+++ Stored records

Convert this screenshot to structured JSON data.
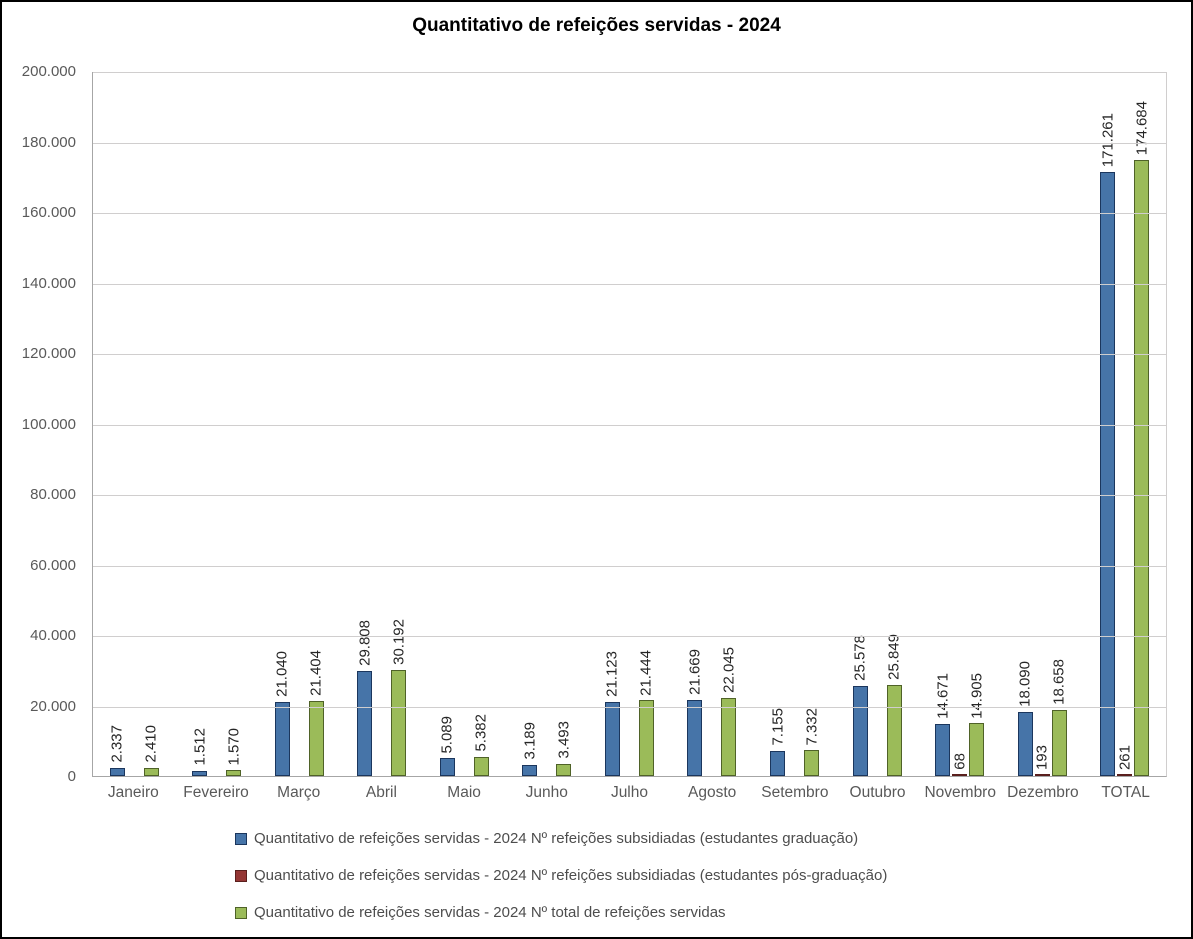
{
  "chart_data": {
    "type": "bar",
    "title": "Quantitativo de refeições servidas - 2024",
    "categories": [
      "Janeiro",
      "Fevereiro",
      "Março",
      "Abril",
      "Maio",
      "Junho",
      "Julho",
      "Agosto",
      "Setembro",
      "Outubro",
      "Novembro",
      "Dezembro",
      "TOTAL"
    ],
    "series": [
      {
        "name": "Quantitativo de refeições servidas - 2024 Nº refeições subsidiadas (estudantes graduação)",
        "color": "#4674A8",
        "border_color": "#1B365D",
        "values": [
          2337,
          1512,
          21040,
          29808,
          5089,
          3189,
          21123,
          21669,
          7155,
          25578,
          14671,
          18090,
          171261
        ]
      },
      {
        "name": "Quantitativo de refeições servidas - 2024 Nº refeições subsidiadas (estudantes pós-graduação)",
        "color": "#943634",
        "border_color": "#5A1F1D",
        "values": [
          0,
          0,
          0,
          0,
          0,
          0,
          0,
          0,
          0,
          0,
          68,
          193,
          261
        ]
      },
      {
        "name": "Quantitativo de refeições servidas - 2024 Nº total de refeições servidas",
        "color": "#9BBB59",
        "border_color": "#4F6228",
        "values": [
          2410,
          1570,
          21404,
          30192,
          5382,
          3493,
          21444,
          22045,
          7332,
          25849,
          14905,
          18658,
          174684
        ]
      }
    ],
    "ylim": [
      0,
      200000
    ],
    "ytick_step": 20000,
    "ytick_labels": [
      "0",
      "20.000",
      "40.000",
      "60.000",
      "80.000",
      "100.000",
      "120.000",
      "140.000",
      "160.000",
      "180.000",
      "200.000"
    ],
    "grid": true,
    "legend_position": "bottom-left",
    "number_format": "thousands-dot",
    "data_label_rotation_deg": 90,
    "data_labels_hidden_when_zero": true
  }
}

++++++

◆ Set problem
Pick out each line containing the string "true" and copy it.

◆ Solution for this problem
    "grid": true,
    "data_labels_hidden_when_zero": true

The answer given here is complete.